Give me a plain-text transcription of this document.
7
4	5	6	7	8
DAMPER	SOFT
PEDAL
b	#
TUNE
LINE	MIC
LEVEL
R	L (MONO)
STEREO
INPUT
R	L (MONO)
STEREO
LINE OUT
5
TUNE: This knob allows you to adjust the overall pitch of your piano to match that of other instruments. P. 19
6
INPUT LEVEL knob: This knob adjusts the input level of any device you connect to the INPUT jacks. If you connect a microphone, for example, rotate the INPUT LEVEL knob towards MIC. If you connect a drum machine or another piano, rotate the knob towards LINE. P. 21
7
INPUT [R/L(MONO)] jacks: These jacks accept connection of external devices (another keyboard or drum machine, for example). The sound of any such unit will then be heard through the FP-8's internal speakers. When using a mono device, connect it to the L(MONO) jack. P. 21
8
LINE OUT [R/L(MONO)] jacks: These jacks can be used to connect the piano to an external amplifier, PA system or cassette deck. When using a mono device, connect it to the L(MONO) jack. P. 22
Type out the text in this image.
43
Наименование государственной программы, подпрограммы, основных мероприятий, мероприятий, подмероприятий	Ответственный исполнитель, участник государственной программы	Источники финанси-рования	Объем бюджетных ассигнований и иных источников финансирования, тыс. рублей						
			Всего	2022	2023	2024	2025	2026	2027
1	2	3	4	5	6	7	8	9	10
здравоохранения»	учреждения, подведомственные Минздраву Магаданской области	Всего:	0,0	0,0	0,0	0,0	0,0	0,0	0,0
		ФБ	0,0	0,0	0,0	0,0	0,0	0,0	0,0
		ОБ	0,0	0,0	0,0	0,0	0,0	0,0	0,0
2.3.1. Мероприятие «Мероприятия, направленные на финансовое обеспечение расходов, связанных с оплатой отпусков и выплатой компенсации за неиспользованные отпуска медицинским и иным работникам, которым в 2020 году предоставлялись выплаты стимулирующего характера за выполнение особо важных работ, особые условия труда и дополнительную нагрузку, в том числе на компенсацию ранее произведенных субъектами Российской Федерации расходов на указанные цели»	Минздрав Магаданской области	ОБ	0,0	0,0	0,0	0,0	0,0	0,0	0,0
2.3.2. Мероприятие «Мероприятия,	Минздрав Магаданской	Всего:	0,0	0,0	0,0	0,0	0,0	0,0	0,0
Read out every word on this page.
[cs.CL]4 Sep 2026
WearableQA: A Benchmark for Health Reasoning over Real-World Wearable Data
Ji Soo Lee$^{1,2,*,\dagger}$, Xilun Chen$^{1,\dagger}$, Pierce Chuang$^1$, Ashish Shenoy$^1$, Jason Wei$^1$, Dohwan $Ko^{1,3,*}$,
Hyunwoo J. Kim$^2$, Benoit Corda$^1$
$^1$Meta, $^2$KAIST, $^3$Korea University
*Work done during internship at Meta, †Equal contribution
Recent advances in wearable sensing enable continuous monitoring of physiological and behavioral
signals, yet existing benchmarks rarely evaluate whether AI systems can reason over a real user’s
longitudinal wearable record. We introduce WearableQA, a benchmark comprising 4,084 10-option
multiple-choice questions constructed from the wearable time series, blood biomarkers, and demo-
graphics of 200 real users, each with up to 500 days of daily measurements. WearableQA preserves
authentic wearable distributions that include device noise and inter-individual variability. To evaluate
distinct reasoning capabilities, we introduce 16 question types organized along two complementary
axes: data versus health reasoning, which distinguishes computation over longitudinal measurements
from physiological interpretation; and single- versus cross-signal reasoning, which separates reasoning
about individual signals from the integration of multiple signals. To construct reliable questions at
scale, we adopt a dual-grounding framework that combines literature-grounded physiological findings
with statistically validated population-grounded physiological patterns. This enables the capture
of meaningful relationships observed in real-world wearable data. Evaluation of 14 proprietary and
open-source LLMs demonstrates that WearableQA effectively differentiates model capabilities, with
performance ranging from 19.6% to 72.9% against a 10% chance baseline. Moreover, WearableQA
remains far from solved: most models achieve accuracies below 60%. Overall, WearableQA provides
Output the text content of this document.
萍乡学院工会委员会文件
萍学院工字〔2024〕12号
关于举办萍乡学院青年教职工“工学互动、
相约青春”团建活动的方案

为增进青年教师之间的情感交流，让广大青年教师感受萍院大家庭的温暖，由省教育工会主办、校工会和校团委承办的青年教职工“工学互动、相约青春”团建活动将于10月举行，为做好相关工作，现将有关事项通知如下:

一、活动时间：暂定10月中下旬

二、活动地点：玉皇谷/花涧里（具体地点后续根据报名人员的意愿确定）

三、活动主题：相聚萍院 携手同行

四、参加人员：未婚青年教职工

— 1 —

☆ ☆ ☆ ☆ ☆

Reproduce exactly the lines from the one with "Output the text content of this document." through the end of the entries above, both ends included.

Output the text content of this document.
萍乡学院工会委员会文件
萍学院工字〔2024〕12号
关于举办萍乡学院青年教职工“工学互动、
相约青春”团建活动的方案

为增进青年教师之间的情感交流，让广大青年教师感受萍院大家庭的温暖，由省教育工会主办、校工会和校团委承办的青年教职工“工学互动、相约青春”团建活动将于10月举行，为做好相关工作，现将有关事项通知如下:

一、活动时间：暂定10月中下旬

二、活动地点：玉皇谷/花涧里（具体地点后续根据报名人员的意愿确定）

三、活动主题：相聚萍院 携手同行

四、参加人员：未婚青年教职工

— 1 —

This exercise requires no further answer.